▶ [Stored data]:
--- --- ---
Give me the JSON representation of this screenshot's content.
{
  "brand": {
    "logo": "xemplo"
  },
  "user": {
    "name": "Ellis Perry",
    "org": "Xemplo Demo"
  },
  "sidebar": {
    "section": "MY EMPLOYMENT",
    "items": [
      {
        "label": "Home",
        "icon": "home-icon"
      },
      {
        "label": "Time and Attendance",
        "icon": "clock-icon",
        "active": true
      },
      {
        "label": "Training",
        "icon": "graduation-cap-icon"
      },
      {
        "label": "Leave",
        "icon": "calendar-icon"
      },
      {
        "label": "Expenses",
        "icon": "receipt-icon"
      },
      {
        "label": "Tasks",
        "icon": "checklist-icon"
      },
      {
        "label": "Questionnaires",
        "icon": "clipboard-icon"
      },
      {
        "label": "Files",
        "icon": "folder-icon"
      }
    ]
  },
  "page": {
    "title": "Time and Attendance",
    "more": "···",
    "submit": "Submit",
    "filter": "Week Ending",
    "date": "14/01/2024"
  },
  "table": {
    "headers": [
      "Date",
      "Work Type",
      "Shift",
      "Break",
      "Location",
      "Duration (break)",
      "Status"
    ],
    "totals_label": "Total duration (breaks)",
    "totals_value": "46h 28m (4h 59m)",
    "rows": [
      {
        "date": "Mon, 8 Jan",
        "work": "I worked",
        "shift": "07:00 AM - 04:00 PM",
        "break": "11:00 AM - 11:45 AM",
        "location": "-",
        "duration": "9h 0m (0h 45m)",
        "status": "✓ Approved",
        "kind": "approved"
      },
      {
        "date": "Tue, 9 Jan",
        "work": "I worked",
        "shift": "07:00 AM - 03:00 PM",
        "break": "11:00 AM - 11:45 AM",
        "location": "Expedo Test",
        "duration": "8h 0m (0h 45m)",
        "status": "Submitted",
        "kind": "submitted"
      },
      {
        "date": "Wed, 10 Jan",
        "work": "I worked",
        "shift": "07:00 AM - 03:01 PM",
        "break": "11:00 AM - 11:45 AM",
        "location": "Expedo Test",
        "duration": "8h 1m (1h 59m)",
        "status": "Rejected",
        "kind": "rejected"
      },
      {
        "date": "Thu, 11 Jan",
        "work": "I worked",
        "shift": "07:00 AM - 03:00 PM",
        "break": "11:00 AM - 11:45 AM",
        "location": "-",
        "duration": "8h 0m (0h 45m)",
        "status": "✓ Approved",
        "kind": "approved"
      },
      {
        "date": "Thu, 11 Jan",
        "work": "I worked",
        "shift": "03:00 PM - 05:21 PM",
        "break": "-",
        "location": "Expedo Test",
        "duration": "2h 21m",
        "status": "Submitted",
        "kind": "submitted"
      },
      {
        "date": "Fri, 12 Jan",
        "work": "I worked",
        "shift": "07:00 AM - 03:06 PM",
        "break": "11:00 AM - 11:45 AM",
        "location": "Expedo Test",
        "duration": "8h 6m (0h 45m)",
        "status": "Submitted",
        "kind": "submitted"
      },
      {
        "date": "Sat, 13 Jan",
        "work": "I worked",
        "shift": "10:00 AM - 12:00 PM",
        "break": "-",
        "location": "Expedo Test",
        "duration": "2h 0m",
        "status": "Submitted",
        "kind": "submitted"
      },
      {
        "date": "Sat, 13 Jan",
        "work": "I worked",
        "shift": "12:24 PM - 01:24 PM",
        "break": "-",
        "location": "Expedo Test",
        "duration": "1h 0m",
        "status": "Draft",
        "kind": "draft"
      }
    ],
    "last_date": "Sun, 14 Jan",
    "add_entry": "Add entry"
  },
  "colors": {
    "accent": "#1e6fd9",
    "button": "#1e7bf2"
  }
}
--- --- ---
▶ [Exercise details]:
Copy out each record, keeping every word as it is.

▶ [Task solution]:
Give me the JSON representation of this screenshot's content.
{
  "brand": {
    "logo": "xemplo"
  },
  "user": {
    "name": "Ellis Perry",
    "org": "Xemplo Demo"
  },
  "sidebar": {
    "section": "MY EMPLOYMENT",
    "items": [
      {
        "label": "Home",
        "icon": "home-icon"
      },
      {
        "label": "Time and Attendance",
        "icon": "clock-icon",
        "active": true
      },
      {
        "label": "Training",
        "icon": "graduation-cap-icon"
      },
      {
        "label": "Leave",
        "icon": "calendar-icon"
      },
      {
        "label": "Expenses",
        "icon": "receipt-icon"
      },
      {
        "label": "Tasks",
        "icon": "checklist-icon"
      },
      {
        "label": "Questionnaires",
        "icon": "clipboard-icon"
      },
      {
        "label": "Files",
        "icon": "folder-icon"
      }
    ]
  },
  "page": {
    "title": "Time and Attendance",
    "more": "···",
    "submit": "Submit",
    "filter": "Week Ending",
    "date": "14/01/2024"
  },
  "table": {
    "headers": [
      "Date",
      "Work Type",
      "Shift",
      "Break",
      "Location",
      "Duration (break)",
      "Status"
    ],
    "totals_label": "Total duration (breaks)",
    "totals_value": "46h 28m (4h 59m)",
    "rows": [
      {
        "date": "Mon, 8 Jan",
        "work": "I worked",
        "shift": "07:00 AM - 04:00 PM",
        "break": "11:00 AM - 11:45 AM",
        "location": "-",
        "duration": "9h 0m (0h 45m)",
        "status": "✓ Approved",
        "kind": "approved"
      },
      {
        "date": "Tue, 9 Jan",
        "work": "I worked",
        "shift": "07:00 AM - 03:00 PM",
        "break": "11:00 AM - 11:45 AM",
        "location": "Expedo Test",
        "duration": "8h 0m (0h 45m)",
        "status": "Submitted",
        "kind": "submitted"
      },
      {
        "date": "Wed, 10 Jan",
        "work": "I worked",
        "shift": "07:00 AM - 03:01 PM",
        "break": "11:00 AM - 11:45 AM",
        "location": "Expedo Test",
        "duration": "8h 1m (1h 59m)",
        "status": "Rejected",
        "kind": "rejected"
      },
      {
        "date": "Thu, 11 Jan",
        "work": "I worked",
        "shift": "07:00 AM - 03:00 PM",
        "break": "11:00 AM - 11:45 AM",
        "location": "-",
        "duration": "8h 0m (0h 45m)",
        "status": "✓ Approved",
        "kind": "approved"
      },
      {
        "date": "Thu, 11 Jan",
        "work": "I worked",
        "shift": "03:00 PM - 05:21 PM",
        "break": "-",
        "location": "Expedo Test",
        "duration": "2h 21m",
        "status": "Submitted",
        "kind": "submitted"
      },
      {
        "date": "Fri, 12 Jan",
        "work": "I worked",
        "shift": "07:00 AM - 03:06 PM",
        "break": "11:00 AM - 11:45 AM",
        "location": "Expedo Test",
        "duration": "8h 6m (0h 45m)",
        "status": "Submitted",
        "kind": "submitted"
      },
      {
        "date": "Sat, 13 Jan",
        "work": "I worked",
        "shift": "10:00 AM - 12:00 PM",
        "break": "-",
        "location": "Expedo Test",
        "duration": "2h 0m",
        "status": "Submitted",
        "kind": "submitted"
      },
      {
        "date": "Sat, 13 Jan",
        "work": "I worked",
        "shift": "12:24 PM - 01:24 PM",
        "break": "-",
        "location": "Expedo Test",
        "duration": "1h 0m",
        "status": "Draft",
        "kind": "draft"
      }
    ],
    "last_date": "Sun, 14 Jan",
    "add_entry": "Add entry"
  },
  "colors": {
    "accent": "#1e6fd9",
    "button": "#1e7bf2"
  }
}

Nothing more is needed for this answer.